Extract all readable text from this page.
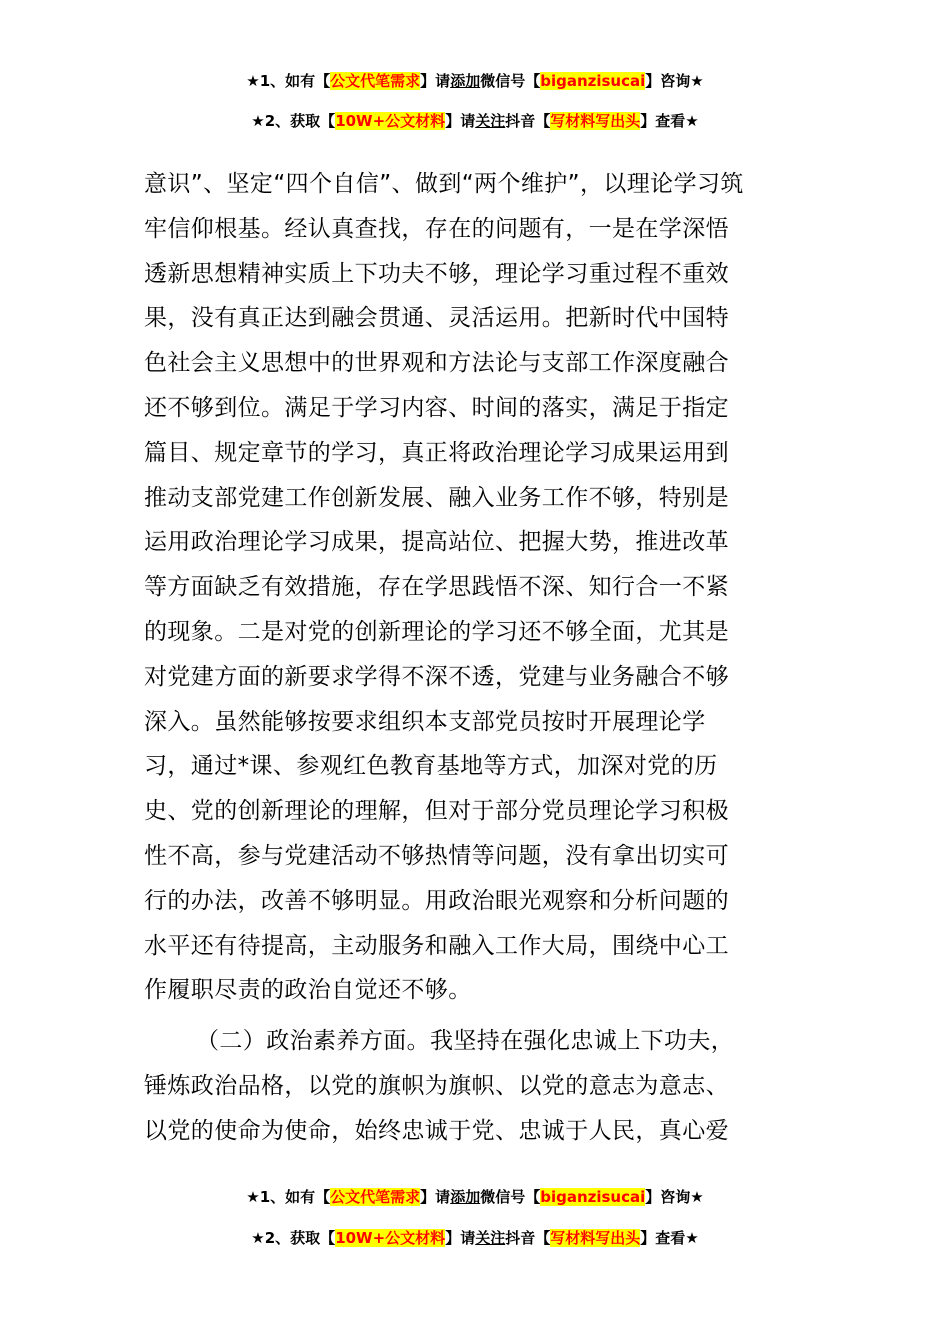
★1、如有【公文代笔需求】请添加微信号【biganzisucai】咨询★
★2、获取【10W+公文材料】请关注抖音【写材料写出头】查看★
意识”、坚定“四个自信”、做到“两个维护”，以理论学习筑
牢信仰根基。经认真查找，存在的问题有，一是在学深悟
透新思想精神实质上下功夫不够，理论学习重过程不重效
果，没有真正达到融会贯通、灵活运用。把新时代中国特
色社会主义思想中的世界观和方法论与支部工作深度融合
还不够到位。满足于学习内容、时间的落实，满足于指定
篇目、规定章节的学习，真正将政治理论学习成果运用到
推动支部党建工作创新发展、融入业务工作不够，特别是
运用政治理论学习成果，提高站位、把握大势，推进改革
等方面缺乏有效措施，存在学思践悟不深、知行合一不紧
的现象。二是对党的创新理论的学习还不够全面，尤其是
对党建方面的新要求学得不深不透，党建与业务融合不够
深入。虽然能够按要求组织本支部党员按时开展理论学
习，通过*课、参观红色教育基地等方式，加深对党的历
史、党的创新理论的理解，但对于部分党员理论学习积极
性不高，参与党建活动不够热情等问题，没有拿出切实可
行的办法，改善不够明显。用政治眼光观察和分析问题的
水平还有待提高，主动服务和融入工作大局，围绕中心工
作履职尽责的政治自觉还不够。
（二）政治素养方面。我坚持在强化忠诚上下功夫，
锤炼政治品格，以党的旗帜为旗帜、以党的意志为意志、
以党的使命为使命，始终忠诚于党、忠诚于人民，真心爱
★1、如有【公文代笔需求】请添加微信号【biganzisucai】咨询★
★2、获取【10W+公文材料】请关注抖音【写材料写出头】查看★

^^^^^^^^^^^^^^^^

- Exercise aim
Quote the records above exactly, leaving out any pictures.

- Solution below
Extract all readable text from this page.
★1、如有【公文代笔需求】请添加微信号【biganzisucai】咨询★
★2、获取【10W+公文材料】请关注抖音【写材料写出头】查看★
意识”、坚定“四个自信”、做到“两个维护”，以理论学习筑
牢信仰根基。经认真查找，存在的问题有，一是在学深悟
透新思想精神实质上下功夫不够，理论学习重过程不重效
果，没有真正达到融会贯通、灵活运用。把新时代中国特
色社会主义思想中的世界观和方法论与支部工作深度融合
还不够到位。满足于学习内容、时间的落实，满足于指定
篇目、规定章节的学习，真正将政治理论学习成果运用到
推动支部党建工作创新发展、融入业务工作不够，特别是
运用政治理论学习成果，提高站位、把握大势，推进改革
等方面缺乏有效措施，存在学思践悟不深、知行合一不紧
的现象。二是对党的创新理论的学习还不够全面，尤其是
对党建方面的新要求学得不深不透，党建与业务融合不够
深入。虽然能够按要求组织本支部党员按时开展理论学
习，通过*课、参观红色教育基地等方式，加深对党的历
史、党的创新理论的理解，但对于部分党员理论学习积极
性不高，参与党建活动不够热情等问题，没有拿出切实可
行的办法，改善不够明显。用政治眼光观察和分析问题的
水平还有待提高，主动服务和融入工作大局，围绕中心工
作履职尽责的政治自觉还不够。
（二）政治素养方面。我坚持在强化忠诚上下功夫，
锤炼政治品格，以党的旗帜为旗帜、以党的意志为意志、
以党的使命为使命，始终忠诚于党、忠诚于人民，真心爱
★1、如有【公文代笔需求】请添加微信号【biganzisucai】咨询★
★2、获取【10W+公文材料】请关注抖音【写材料写出头】查看★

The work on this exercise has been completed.